→ **What is needed**
If a line in the data holds the string "delar", list it.

Material for this task START

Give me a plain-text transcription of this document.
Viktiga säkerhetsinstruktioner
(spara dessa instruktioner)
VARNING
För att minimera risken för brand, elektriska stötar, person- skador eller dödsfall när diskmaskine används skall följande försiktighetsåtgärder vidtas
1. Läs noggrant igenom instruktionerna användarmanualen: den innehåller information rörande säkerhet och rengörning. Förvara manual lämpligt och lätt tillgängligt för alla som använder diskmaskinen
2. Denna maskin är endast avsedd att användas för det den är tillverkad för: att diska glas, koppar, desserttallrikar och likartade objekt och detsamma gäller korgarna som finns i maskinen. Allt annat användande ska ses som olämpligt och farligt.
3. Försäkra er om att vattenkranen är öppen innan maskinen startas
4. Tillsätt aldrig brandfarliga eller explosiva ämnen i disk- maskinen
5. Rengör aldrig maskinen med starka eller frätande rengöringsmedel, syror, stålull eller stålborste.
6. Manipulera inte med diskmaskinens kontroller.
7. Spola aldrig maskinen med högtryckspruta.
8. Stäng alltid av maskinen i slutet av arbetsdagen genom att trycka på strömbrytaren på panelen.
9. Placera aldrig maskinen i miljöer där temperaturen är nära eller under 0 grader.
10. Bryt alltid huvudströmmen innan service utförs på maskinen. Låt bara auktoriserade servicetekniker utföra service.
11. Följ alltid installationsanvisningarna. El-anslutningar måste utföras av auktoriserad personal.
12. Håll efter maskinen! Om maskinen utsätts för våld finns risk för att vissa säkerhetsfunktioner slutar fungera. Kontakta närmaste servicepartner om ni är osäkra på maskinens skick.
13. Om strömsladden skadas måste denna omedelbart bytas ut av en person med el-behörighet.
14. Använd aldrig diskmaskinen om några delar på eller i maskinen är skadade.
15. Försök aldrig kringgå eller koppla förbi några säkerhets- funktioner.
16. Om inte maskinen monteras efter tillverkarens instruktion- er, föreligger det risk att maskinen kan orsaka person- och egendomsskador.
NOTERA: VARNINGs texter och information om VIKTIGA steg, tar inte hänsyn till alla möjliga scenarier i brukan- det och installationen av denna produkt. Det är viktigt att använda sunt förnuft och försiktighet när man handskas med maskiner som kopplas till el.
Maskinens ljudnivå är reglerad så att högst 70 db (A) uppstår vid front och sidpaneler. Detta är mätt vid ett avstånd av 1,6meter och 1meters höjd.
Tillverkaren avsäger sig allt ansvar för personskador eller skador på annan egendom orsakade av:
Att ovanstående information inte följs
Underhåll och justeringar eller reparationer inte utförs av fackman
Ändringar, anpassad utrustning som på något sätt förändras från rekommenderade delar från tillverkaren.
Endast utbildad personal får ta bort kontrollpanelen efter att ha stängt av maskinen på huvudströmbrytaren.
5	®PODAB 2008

Material for this task END

→ **Exercise solution**
14. Använd aldrig diskmaskinen om några delar på eller i maskinen är skadade.
Ändringar, anpassad utrustning som på något sätt förändras från rekommenderade delar från tillverkaren.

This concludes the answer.